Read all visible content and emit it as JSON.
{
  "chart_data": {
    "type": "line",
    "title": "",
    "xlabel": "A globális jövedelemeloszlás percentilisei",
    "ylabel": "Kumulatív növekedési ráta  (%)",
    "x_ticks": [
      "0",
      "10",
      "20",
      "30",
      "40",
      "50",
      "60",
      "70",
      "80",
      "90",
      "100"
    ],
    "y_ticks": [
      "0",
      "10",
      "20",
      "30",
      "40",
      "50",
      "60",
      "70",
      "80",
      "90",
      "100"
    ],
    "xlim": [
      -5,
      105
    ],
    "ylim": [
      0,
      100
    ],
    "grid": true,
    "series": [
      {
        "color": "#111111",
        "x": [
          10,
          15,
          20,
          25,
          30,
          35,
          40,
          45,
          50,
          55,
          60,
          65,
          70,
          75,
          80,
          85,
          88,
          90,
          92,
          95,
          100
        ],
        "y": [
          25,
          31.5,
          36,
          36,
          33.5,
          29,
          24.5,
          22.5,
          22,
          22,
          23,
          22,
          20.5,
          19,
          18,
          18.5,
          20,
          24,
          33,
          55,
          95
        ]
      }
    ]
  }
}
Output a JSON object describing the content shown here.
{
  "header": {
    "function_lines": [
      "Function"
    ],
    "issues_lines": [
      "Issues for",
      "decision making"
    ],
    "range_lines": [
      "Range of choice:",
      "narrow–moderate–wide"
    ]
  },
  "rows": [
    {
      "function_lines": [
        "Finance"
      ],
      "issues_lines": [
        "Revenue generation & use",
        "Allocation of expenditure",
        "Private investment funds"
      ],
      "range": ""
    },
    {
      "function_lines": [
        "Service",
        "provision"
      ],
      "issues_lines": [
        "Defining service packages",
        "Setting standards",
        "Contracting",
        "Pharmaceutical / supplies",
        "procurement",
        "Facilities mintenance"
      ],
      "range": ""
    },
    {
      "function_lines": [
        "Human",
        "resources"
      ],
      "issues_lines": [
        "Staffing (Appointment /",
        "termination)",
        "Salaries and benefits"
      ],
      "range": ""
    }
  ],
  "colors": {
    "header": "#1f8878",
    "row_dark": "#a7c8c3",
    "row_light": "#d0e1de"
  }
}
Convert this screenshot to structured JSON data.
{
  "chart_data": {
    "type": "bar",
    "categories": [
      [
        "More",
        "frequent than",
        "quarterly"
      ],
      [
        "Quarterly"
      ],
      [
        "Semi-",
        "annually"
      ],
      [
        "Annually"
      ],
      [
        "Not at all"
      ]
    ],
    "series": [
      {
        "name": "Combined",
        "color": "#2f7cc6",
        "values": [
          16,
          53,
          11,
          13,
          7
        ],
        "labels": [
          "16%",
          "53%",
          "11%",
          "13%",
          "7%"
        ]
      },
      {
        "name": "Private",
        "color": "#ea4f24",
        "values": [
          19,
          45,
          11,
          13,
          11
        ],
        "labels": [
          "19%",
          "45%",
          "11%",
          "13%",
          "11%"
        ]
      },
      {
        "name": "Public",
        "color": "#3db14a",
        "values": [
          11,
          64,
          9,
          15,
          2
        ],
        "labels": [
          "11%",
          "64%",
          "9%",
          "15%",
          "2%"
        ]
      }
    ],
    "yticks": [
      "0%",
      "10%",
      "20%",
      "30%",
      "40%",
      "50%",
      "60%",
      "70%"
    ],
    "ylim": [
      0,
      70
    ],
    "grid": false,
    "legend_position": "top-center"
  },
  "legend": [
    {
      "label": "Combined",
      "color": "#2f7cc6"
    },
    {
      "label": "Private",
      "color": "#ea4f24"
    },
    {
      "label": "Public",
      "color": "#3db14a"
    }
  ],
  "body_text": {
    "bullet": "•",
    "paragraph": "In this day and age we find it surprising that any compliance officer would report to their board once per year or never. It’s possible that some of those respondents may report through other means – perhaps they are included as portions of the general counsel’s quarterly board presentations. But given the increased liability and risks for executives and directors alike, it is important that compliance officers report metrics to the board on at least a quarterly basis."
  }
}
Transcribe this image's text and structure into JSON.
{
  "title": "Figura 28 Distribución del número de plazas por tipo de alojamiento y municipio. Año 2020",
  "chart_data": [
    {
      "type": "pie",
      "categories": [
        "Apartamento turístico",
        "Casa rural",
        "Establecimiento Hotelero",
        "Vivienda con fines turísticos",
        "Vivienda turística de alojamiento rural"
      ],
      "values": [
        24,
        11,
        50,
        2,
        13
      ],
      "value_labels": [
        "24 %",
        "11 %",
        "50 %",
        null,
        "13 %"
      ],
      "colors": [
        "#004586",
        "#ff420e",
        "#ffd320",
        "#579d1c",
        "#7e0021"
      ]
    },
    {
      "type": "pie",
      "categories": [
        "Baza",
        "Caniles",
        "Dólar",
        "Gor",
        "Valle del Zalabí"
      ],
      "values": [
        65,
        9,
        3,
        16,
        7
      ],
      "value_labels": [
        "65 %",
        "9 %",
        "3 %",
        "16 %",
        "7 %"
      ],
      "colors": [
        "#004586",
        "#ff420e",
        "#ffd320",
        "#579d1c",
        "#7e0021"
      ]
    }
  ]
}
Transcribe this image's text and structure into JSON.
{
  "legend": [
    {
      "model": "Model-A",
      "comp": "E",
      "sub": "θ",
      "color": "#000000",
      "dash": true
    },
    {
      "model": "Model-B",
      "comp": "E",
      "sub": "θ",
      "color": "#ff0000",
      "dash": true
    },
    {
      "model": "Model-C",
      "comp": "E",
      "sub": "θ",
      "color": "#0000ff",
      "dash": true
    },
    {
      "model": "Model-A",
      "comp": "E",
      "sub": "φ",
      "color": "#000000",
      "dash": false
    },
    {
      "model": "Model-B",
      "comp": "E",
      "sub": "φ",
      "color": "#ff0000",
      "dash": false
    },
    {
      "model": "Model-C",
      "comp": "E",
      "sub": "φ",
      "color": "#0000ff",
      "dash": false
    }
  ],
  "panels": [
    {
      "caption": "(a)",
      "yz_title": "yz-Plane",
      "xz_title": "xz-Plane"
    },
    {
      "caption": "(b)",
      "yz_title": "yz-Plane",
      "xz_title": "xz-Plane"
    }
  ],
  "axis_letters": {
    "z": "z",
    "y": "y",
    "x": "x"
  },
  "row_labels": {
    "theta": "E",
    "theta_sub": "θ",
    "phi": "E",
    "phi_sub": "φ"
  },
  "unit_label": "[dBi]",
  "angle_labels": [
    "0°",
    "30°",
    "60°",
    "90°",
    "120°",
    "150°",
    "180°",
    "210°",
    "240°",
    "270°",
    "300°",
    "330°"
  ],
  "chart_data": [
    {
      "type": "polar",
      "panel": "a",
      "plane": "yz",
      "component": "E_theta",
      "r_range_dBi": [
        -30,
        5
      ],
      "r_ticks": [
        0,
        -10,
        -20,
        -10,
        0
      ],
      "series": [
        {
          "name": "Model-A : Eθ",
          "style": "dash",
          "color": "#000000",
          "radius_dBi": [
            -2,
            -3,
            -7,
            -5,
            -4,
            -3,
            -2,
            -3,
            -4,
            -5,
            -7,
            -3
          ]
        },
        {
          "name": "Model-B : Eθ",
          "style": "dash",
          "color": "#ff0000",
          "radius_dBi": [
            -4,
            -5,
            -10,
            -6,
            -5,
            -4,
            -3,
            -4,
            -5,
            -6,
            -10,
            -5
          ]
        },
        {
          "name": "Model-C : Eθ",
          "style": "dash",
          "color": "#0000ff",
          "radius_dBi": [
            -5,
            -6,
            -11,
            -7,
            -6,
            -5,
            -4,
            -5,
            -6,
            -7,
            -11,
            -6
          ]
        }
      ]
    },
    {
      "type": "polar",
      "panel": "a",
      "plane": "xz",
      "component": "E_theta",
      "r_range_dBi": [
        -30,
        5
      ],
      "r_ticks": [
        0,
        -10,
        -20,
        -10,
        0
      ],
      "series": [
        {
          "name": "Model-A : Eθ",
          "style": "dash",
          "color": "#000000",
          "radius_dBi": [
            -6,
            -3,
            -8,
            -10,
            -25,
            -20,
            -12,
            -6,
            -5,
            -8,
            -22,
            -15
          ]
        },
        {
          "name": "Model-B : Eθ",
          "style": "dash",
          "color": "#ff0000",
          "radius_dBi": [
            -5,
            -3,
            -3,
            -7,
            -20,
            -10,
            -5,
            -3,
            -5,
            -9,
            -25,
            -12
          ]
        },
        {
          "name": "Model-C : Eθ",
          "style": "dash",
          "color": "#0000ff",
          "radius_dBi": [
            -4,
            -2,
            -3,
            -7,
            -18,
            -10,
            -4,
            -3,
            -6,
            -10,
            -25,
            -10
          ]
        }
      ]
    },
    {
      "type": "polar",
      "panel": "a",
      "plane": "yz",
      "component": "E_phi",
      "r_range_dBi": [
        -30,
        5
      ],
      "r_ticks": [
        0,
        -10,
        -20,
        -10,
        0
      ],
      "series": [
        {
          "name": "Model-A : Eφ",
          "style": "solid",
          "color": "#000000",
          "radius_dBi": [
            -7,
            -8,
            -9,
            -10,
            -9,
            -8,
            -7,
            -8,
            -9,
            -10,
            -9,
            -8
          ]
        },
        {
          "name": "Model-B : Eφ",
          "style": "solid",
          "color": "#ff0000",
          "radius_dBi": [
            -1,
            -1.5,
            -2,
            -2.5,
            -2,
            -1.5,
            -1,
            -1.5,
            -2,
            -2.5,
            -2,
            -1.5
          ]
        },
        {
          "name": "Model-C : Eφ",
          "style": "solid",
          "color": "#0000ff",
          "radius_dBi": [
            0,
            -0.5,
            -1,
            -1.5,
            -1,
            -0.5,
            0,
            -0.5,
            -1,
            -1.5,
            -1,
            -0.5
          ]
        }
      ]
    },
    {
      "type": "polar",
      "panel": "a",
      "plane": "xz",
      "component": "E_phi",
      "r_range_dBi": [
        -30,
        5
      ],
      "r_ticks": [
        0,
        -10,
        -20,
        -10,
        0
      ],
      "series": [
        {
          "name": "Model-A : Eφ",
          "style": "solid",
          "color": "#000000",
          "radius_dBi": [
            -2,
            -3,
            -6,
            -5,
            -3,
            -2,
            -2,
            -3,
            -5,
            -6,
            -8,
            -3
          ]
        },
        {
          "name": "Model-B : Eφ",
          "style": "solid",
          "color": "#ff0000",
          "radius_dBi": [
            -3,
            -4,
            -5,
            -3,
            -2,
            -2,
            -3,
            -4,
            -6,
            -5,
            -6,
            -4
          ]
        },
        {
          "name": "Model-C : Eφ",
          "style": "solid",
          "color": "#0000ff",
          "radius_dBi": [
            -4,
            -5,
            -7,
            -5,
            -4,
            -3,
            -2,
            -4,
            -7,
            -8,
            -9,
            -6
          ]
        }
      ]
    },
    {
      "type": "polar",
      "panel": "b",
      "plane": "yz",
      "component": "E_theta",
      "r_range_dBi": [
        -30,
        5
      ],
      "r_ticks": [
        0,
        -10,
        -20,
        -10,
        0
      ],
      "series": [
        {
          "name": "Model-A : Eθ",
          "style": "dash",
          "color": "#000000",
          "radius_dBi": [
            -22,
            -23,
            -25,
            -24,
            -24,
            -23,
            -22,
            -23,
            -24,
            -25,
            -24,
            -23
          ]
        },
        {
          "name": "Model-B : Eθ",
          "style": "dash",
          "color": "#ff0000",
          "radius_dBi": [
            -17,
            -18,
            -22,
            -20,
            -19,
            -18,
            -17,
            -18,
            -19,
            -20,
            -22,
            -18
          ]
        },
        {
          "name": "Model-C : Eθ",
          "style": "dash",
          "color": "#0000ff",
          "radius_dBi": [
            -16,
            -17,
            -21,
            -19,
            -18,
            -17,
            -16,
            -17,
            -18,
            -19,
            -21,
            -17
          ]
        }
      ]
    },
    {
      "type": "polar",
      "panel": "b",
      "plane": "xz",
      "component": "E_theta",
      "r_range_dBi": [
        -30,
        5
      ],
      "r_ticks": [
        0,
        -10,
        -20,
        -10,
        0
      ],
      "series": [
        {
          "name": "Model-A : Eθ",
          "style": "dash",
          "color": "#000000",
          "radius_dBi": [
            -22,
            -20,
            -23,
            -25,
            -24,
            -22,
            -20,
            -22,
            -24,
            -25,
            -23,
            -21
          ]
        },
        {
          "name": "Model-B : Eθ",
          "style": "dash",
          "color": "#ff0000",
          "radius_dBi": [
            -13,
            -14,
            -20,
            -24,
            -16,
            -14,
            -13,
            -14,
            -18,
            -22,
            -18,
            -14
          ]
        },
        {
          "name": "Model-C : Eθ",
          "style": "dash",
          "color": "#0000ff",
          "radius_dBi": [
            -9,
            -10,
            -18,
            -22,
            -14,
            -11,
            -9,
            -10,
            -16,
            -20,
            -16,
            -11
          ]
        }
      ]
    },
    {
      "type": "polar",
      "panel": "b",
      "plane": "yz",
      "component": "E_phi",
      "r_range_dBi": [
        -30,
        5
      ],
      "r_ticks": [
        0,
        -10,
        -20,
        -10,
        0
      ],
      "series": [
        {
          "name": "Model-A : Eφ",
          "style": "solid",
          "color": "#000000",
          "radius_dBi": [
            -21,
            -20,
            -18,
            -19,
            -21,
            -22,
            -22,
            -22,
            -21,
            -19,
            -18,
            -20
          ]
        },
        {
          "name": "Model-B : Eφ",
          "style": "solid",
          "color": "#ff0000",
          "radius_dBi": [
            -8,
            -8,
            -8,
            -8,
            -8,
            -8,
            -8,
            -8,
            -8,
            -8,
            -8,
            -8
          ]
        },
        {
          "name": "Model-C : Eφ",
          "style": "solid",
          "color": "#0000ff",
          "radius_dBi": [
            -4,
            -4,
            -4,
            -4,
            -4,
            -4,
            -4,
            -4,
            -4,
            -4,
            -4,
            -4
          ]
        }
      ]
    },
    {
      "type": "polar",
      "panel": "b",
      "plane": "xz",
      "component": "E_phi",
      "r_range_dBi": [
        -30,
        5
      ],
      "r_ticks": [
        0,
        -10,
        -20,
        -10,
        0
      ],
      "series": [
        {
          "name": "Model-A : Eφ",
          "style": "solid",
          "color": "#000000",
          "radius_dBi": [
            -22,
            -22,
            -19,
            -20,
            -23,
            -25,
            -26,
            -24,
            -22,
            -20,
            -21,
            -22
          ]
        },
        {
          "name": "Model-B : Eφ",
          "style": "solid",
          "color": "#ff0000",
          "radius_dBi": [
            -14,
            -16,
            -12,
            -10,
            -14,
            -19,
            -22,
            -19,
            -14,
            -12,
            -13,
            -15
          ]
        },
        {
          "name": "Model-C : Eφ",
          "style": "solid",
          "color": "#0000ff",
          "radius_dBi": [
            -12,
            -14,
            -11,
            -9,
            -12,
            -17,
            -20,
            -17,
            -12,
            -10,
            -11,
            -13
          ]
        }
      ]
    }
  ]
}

__The exercise__
Show the lines of the data that hold the word "Vivienda".

__Solution__
        "Vivienda con fines turísticos",
        "Vivienda turística de alojamiento rural"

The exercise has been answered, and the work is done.